> EXERCISE DETAILS:
Give the number of lines in the data that hold the string "sitten". Nothing else is needed.

(Saved entries)
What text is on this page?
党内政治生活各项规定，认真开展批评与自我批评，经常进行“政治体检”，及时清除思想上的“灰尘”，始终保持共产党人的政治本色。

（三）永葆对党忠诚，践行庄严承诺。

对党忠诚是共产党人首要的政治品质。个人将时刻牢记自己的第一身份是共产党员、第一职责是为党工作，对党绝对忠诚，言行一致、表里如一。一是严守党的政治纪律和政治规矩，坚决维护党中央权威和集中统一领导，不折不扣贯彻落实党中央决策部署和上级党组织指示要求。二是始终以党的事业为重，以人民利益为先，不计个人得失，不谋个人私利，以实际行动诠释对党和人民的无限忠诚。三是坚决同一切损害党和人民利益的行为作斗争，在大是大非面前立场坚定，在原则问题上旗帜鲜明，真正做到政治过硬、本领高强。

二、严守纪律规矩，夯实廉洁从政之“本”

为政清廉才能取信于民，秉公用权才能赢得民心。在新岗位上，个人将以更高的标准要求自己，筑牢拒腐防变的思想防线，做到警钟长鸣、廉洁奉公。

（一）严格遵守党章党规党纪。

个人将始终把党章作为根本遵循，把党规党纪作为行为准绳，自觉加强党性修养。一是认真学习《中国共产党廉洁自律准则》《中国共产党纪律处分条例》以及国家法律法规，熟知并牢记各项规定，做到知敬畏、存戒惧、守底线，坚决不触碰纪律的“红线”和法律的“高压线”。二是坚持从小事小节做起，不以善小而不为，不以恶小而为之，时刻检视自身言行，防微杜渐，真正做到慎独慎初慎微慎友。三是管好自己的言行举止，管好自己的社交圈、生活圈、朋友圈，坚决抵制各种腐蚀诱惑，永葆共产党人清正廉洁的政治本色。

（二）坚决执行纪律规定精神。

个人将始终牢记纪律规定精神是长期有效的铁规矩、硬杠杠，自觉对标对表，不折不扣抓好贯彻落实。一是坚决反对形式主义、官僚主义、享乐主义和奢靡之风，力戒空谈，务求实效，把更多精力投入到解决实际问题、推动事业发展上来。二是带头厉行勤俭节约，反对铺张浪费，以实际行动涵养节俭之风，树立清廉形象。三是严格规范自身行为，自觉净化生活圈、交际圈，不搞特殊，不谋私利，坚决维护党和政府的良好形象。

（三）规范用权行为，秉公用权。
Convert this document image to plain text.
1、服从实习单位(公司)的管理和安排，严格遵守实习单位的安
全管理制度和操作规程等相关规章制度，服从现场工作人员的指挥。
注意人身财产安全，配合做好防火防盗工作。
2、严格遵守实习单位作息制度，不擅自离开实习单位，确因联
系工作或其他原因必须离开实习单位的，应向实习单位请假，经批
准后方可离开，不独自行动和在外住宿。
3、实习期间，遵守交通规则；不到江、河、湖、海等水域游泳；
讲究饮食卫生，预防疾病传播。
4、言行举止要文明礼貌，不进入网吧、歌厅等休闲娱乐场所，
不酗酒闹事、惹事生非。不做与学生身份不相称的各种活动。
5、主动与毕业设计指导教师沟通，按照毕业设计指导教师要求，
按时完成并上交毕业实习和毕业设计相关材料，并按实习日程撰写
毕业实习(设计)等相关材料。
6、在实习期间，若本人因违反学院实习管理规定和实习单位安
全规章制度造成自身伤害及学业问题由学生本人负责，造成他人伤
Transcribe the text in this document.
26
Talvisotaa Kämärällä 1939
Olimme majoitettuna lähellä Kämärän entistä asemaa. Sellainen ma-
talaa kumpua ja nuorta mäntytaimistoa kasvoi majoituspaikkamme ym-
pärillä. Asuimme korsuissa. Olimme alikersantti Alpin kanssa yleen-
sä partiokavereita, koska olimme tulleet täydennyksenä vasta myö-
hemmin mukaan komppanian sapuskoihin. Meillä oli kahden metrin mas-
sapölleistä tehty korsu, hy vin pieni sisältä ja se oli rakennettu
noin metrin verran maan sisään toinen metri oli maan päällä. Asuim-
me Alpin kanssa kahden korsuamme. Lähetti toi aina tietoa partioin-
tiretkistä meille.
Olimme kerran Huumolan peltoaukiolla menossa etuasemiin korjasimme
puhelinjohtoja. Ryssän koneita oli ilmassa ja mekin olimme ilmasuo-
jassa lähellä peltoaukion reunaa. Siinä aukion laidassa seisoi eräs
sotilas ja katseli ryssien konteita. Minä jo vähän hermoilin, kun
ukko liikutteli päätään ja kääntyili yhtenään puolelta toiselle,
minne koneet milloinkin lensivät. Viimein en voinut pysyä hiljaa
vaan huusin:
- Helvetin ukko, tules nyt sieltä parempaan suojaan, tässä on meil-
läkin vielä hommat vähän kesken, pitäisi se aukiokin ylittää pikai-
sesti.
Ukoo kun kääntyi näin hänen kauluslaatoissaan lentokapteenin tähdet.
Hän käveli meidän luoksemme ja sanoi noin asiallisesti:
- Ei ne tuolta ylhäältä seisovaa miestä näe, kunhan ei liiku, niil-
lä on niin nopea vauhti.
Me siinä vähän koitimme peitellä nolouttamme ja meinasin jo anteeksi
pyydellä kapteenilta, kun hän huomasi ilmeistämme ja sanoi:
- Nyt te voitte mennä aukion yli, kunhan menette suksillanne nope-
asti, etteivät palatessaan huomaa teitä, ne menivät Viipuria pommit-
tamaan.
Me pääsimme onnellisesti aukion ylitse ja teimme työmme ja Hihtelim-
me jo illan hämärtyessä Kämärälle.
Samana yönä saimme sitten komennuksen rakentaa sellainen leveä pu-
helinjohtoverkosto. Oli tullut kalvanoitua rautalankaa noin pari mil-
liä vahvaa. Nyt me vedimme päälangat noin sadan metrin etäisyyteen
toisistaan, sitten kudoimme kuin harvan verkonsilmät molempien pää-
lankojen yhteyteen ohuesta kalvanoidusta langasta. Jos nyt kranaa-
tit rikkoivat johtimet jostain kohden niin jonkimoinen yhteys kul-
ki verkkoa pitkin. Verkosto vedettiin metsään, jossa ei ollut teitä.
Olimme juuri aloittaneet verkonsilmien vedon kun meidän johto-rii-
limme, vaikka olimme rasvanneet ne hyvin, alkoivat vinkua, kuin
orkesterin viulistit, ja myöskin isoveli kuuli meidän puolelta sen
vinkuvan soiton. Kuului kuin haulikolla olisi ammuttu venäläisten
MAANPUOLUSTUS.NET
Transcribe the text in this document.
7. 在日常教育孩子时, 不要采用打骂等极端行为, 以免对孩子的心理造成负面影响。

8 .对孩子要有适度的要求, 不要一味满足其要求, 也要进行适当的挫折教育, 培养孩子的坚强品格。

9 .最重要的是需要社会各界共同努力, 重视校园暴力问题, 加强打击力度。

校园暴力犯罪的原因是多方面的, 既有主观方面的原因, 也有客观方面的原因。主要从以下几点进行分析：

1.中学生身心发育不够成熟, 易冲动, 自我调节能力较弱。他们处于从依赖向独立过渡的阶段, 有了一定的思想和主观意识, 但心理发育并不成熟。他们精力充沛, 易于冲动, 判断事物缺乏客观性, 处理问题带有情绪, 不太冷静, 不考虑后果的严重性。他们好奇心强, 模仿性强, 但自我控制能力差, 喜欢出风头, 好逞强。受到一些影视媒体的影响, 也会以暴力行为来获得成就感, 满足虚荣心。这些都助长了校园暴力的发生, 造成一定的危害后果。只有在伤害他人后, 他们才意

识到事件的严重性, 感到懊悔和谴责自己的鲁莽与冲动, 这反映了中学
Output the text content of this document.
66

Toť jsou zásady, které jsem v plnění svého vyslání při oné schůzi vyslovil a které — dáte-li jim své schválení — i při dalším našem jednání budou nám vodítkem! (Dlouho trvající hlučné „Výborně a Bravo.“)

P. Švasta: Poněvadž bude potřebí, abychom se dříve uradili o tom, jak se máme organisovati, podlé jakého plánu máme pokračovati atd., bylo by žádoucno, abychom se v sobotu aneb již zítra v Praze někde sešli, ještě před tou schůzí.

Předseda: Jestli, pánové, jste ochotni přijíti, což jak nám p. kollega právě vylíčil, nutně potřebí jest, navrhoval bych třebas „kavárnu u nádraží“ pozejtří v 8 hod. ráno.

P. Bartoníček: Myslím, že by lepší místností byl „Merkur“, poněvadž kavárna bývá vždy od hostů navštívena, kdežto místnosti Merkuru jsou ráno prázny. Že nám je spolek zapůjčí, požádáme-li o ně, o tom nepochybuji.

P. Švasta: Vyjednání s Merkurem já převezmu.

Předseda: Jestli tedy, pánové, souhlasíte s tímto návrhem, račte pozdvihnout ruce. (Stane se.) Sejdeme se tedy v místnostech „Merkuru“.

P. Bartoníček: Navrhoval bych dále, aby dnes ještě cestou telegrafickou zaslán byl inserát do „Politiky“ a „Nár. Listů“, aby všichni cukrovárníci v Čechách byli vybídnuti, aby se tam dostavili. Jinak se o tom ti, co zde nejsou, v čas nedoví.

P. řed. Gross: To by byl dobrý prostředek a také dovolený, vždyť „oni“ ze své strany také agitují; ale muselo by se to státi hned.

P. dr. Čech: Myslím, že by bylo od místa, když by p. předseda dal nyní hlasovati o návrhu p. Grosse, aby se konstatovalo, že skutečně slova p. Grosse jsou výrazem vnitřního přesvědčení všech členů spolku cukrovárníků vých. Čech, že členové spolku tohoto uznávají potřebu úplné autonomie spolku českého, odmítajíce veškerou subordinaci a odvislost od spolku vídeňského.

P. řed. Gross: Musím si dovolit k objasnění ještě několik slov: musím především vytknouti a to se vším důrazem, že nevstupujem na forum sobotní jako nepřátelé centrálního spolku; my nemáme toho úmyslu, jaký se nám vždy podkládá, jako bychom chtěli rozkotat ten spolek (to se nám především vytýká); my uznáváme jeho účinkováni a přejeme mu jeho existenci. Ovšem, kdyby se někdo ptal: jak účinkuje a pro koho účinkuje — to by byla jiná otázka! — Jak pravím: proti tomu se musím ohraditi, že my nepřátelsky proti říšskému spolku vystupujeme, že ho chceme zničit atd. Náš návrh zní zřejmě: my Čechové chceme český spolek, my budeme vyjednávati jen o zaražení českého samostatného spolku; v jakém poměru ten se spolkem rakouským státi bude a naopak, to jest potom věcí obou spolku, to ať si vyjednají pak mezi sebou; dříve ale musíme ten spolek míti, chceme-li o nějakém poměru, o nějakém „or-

> RESULT BELOW:
2